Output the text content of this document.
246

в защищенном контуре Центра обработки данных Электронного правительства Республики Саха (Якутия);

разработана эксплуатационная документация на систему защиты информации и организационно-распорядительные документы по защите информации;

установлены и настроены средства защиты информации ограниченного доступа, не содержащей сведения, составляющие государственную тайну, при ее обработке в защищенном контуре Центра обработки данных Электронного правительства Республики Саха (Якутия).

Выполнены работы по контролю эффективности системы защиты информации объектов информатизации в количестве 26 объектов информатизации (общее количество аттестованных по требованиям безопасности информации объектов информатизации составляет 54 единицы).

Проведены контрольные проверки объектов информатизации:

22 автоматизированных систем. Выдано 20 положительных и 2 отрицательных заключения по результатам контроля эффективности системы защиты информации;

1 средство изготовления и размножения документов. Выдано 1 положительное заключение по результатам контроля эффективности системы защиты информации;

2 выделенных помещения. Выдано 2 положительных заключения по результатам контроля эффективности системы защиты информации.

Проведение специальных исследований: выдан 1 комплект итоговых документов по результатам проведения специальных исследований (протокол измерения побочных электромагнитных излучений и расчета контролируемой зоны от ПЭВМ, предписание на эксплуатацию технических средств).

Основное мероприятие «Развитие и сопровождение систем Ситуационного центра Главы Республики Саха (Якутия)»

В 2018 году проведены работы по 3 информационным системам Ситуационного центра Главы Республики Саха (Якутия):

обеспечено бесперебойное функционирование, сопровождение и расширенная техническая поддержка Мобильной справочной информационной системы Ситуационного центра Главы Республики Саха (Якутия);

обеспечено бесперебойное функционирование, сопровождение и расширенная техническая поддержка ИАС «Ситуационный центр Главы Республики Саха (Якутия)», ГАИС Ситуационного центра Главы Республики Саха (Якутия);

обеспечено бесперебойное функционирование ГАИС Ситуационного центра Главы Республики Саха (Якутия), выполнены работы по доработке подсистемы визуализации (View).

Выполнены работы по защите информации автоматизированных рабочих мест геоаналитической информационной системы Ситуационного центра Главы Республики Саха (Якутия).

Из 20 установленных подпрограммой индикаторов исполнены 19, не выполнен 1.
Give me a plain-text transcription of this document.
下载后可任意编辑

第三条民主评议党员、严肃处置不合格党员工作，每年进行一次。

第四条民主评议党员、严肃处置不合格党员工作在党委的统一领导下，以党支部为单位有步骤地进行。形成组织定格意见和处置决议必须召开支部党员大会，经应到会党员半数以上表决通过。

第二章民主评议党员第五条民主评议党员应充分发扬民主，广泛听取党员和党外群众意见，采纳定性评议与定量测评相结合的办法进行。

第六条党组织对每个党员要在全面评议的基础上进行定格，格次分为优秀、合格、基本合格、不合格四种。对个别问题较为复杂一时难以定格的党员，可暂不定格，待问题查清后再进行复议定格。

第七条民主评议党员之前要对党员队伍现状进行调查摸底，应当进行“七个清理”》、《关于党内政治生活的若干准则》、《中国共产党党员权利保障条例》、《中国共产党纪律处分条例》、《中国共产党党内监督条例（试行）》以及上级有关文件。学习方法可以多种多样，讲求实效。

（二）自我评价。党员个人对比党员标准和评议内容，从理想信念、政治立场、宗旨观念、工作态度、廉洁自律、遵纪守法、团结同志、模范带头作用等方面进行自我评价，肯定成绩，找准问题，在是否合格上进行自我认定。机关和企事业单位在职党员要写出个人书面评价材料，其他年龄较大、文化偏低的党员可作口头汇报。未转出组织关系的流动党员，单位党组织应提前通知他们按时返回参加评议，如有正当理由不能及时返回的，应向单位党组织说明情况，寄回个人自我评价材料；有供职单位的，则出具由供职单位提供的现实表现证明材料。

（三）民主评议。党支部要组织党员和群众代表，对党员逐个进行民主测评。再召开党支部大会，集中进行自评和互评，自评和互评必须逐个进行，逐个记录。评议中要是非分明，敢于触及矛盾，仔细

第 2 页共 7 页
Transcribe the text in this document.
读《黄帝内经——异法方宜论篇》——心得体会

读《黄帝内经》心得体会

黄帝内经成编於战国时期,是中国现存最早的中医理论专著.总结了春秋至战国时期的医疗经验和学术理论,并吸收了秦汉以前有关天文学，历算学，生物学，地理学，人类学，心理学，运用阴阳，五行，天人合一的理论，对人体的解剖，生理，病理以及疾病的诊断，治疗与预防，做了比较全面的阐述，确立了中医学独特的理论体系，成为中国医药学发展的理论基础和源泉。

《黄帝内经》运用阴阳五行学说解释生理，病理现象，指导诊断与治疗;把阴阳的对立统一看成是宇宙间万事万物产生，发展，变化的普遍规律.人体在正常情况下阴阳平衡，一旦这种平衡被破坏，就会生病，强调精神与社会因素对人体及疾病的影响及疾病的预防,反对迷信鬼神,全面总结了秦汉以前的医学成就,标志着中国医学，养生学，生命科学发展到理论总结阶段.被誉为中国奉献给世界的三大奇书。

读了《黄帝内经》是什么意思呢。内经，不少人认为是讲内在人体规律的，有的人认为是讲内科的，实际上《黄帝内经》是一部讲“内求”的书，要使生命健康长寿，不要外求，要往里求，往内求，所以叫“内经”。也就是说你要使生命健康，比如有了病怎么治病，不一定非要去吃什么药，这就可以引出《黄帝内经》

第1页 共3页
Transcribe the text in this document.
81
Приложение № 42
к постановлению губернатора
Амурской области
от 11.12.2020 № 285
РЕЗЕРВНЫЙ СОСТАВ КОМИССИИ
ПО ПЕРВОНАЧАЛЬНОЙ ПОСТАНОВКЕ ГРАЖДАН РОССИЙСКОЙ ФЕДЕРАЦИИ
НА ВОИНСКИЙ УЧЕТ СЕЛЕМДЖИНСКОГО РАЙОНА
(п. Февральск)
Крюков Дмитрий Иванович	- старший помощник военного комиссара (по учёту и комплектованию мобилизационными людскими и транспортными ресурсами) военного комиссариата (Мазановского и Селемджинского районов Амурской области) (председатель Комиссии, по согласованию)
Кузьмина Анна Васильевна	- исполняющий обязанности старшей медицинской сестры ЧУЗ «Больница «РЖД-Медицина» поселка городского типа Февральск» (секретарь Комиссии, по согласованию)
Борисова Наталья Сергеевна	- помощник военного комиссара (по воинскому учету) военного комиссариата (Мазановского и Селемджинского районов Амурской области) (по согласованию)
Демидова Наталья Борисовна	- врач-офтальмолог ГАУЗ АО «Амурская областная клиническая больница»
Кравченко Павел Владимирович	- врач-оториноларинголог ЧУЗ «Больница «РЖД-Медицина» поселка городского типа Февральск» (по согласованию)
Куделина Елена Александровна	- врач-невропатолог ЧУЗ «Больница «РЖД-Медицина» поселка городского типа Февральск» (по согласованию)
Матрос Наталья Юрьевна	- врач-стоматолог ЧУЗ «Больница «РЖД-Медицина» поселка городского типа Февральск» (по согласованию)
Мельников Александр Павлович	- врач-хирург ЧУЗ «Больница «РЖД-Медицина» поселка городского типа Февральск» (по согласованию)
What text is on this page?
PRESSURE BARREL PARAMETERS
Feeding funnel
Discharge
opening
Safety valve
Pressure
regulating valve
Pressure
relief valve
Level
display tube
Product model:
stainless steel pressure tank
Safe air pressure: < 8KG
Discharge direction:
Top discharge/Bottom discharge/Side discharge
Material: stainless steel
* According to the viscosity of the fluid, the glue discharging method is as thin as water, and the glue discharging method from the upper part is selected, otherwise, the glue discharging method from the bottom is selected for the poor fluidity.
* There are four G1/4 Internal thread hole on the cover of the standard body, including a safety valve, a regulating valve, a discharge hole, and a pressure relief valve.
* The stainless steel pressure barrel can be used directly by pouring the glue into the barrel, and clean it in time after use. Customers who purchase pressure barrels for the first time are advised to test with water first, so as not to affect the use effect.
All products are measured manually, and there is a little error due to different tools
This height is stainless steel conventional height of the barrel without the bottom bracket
_ _ _ _ _ _ _
Go through the records and show every line with the string "поселка" in it.

§ **Task answer**:
Кузьмина Анна Васильевна	- исполняющий обязанности старшей медицинской сестры ЧУЗ «Больница «РЖД-Медицина» поселка городского типа Февральск» (секретарь Комиссии, по согласованию)
Кравченко Павел Владимирович	- врач-оториноларинголог ЧУЗ «Больница «РЖД-Медицина» поселка городского типа Февральск» (по согласованию)
Куделина Елена Александровна	- врач-невропатолог ЧУЗ «Больница «РЖД-Медицина» поселка городского типа Февральск» (по согласованию)
Матрос Наталья Юрьевна	- врач-стоматолог ЧУЗ «Больница «РЖД-Медицина» поселка городского типа Февральск» (по согласованию)
Мельников Александр Павлович	- врач-хирург ЧУЗ «Больница «РЖД-Медицина» поселка городского типа Февральск» (по согласованию)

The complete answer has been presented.